Return the count of lines that hold the string "true", with no other words.

--- BEGIN MATERIAL FOR THIS EXERCISE ---

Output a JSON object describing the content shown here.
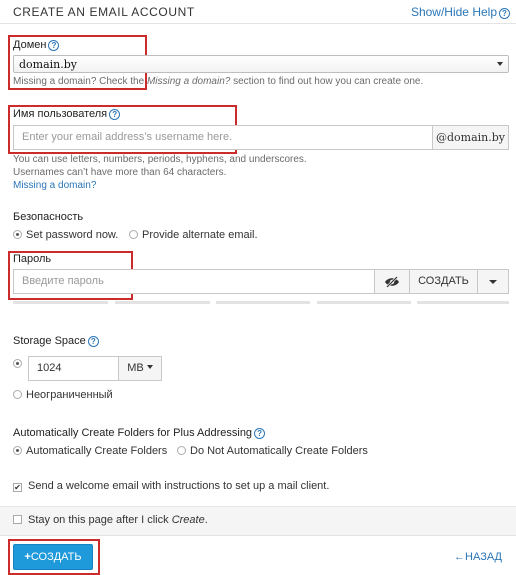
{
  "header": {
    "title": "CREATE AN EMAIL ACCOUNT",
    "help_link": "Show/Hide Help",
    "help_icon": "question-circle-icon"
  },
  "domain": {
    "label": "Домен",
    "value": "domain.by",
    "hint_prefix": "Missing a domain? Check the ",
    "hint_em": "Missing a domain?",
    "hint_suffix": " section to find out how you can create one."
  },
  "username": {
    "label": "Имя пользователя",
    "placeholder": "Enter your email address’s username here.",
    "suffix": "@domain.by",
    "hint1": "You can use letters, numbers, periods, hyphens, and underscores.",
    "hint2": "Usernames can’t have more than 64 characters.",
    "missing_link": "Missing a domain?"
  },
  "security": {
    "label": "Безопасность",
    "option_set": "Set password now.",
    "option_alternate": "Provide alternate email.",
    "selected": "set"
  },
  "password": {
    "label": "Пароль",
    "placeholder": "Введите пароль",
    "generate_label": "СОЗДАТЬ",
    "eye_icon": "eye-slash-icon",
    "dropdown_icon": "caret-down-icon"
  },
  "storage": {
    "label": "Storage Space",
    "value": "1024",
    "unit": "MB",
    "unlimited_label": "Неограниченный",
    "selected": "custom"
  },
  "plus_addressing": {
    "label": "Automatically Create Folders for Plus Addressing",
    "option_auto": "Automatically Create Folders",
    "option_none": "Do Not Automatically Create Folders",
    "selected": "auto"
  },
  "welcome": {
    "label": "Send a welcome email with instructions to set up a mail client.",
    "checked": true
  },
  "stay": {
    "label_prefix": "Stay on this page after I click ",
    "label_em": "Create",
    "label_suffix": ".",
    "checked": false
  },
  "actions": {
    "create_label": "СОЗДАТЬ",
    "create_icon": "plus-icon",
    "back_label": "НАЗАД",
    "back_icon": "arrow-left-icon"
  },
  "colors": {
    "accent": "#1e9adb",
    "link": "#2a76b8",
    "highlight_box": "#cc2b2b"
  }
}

--- END MATERIAL FOR THIS EXERCISE ---
--- BEGIN MATERIAL FOR THIS EXERCISE ---

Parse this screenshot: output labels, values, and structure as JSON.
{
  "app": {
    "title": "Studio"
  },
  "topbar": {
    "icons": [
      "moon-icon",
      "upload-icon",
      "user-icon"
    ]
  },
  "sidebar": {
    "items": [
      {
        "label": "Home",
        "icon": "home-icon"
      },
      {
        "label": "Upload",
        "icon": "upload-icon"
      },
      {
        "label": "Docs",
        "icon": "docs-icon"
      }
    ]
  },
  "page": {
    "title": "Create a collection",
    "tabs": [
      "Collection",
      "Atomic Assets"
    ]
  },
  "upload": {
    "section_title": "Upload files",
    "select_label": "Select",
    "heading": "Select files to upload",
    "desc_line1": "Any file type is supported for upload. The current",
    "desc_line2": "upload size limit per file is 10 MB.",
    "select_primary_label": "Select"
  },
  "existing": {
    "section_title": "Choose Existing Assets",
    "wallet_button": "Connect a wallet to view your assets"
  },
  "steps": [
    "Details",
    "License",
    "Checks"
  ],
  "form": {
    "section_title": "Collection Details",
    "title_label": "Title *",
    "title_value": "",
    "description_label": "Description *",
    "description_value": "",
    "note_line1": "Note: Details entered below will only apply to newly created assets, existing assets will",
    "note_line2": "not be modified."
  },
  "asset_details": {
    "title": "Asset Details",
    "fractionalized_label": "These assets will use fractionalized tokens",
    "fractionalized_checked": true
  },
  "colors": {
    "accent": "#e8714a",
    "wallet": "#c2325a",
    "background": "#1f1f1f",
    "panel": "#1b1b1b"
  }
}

--- END MATERIAL FOR THIS EXERCISE ---

RESULT
2